**WHAT THIS TASK INVOLVES:** Write out all of the entries exactly as given.

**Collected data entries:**
------
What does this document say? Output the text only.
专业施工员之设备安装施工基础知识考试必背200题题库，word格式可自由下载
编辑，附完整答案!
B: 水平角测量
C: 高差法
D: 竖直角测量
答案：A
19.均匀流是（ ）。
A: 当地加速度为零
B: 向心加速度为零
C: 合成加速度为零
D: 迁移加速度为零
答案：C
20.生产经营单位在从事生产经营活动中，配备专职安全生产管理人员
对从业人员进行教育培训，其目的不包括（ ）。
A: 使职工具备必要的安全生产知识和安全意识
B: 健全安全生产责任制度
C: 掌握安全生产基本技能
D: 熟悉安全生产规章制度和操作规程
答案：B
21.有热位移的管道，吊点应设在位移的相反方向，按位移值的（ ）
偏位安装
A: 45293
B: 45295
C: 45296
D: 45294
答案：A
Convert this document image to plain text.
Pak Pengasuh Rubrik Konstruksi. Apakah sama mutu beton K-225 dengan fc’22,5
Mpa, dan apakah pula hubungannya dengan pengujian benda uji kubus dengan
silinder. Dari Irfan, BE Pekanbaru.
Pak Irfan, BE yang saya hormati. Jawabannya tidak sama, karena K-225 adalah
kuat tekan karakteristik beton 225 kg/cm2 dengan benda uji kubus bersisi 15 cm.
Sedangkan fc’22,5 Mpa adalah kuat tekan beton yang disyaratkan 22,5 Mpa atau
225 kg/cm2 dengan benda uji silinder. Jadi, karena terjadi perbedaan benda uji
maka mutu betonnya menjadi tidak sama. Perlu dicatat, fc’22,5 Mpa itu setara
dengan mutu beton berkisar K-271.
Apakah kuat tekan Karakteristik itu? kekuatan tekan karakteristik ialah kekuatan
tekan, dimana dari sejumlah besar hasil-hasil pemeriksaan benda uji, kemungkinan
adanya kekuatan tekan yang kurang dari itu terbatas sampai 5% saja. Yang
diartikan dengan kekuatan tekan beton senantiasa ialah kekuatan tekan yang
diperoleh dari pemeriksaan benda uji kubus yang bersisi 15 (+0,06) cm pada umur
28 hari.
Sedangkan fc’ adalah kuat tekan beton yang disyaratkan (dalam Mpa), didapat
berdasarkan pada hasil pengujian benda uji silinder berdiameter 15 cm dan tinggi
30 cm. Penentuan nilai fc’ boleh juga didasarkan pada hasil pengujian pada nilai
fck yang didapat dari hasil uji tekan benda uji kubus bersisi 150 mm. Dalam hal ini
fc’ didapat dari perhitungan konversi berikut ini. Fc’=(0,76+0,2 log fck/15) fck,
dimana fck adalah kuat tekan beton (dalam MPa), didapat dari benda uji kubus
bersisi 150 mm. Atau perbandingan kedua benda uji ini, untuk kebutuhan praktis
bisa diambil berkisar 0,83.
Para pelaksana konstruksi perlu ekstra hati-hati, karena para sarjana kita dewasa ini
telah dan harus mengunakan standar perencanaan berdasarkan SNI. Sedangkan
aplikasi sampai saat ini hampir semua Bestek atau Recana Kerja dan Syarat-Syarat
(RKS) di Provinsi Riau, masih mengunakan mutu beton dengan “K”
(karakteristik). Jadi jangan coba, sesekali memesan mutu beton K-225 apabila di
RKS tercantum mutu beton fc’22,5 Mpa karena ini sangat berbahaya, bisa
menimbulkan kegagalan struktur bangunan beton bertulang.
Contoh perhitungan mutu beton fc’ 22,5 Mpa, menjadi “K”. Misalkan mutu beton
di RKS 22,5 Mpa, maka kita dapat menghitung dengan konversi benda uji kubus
------
**ANSWER TO THIS PROBLEM:**
What does this document say? Output the text only.
专业施工员之设备安装施工基础知识考试必背200题题库，word格式可自由下载
编辑，附完整答案!
B: 水平角测量
C: 高差法
D: 竖直角测量
答案：A
19.均匀流是（ ）。
A: 当地加速度为零
B: 向心加速度为零
C: 合成加速度为零
D: 迁移加速度为零
答案：C
20.生产经营单位在从事生产经营活动中，配备专职安全生产管理人员
对从业人员进行教育培训，其目的不包括（ ）。
A: 使职工具备必要的安全生产知识和安全意识
B: 健全安全生产责任制度
C: 掌握安全生产基本技能
D: 熟悉安全生产规章制度和操作规程
答案：B
21.有热位移的管道，吊点应设在位移的相反方向，按位移值的（ ）
偏位安装
A: 45293
B: 45295
C: 45296
D: 45294
答案：A
Convert this document image to plain text.
Pak Pengasuh Rubrik Konstruksi. Apakah sama mutu beton K-225 dengan fc’22,5
Mpa, dan apakah pula hubungannya dengan pengujian benda uji kubus dengan
silinder. Dari Irfan, BE Pekanbaru.
Pak Irfan, BE yang saya hormati. Jawabannya tidak sama, karena K-225 adalah
kuat tekan karakteristik beton 225 kg/cm2 dengan benda uji kubus bersisi 15 cm.
Sedangkan fc’22,5 Mpa adalah kuat tekan beton yang disyaratkan 22,5 Mpa atau
225 kg/cm2 dengan benda uji silinder. Jadi, karena terjadi perbedaan benda uji
maka mutu betonnya menjadi tidak sama. Perlu dicatat, fc’22,5 Mpa itu setara
dengan mutu beton berkisar K-271.
Apakah kuat tekan Karakteristik itu? kekuatan tekan karakteristik ialah kekuatan
tekan, dimana dari sejumlah besar hasil-hasil pemeriksaan benda uji, kemungkinan
adanya kekuatan tekan yang kurang dari itu terbatas sampai 5% saja. Yang
diartikan dengan kekuatan tekan beton senantiasa ialah kekuatan tekan yang
diperoleh dari pemeriksaan benda uji kubus yang bersisi 15 (+0,06) cm pada umur
28 hari.
Sedangkan fc’ adalah kuat tekan beton yang disyaratkan (dalam Mpa), didapat
berdasarkan pada hasil pengujian benda uji silinder berdiameter 15 cm dan tinggi
30 cm. Penentuan nilai fc’ boleh juga didasarkan pada hasil pengujian pada nilai
fck yang didapat dari hasil uji tekan benda uji kubus bersisi 150 mm. Dalam hal ini
fc’ didapat dari perhitungan konversi berikut ini. Fc’=(0,76+0,2 log fck/15) fck,
dimana fck adalah kuat tekan beton (dalam MPa), didapat dari benda uji kubus
bersisi 150 mm. Atau perbandingan kedua benda uji ini, untuk kebutuhan praktis
bisa diambil berkisar 0,83.
Para pelaksana konstruksi perlu ekstra hati-hati, karena para sarjana kita dewasa ini
telah dan harus mengunakan standar perencanaan berdasarkan SNI. Sedangkan
aplikasi sampai saat ini hampir semua Bestek atau Recana Kerja dan Syarat-Syarat
(RKS) di Provinsi Riau, masih mengunakan mutu beton dengan “K”
(karakteristik). Jadi jangan coba, sesekali memesan mutu beton K-225 apabila di
RKS tercantum mutu beton fc’22,5 Mpa karena ini sangat berbahaya, bisa
menimbulkan kegagalan struktur bangunan beton bertulang.
Contoh perhitungan mutu beton fc’ 22,5 Mpa, menjadi “K”. Misalkan mutu beton
di RKS 22,5 Mpa, maka kita dapat menghitung dengan konversi benda uji kubus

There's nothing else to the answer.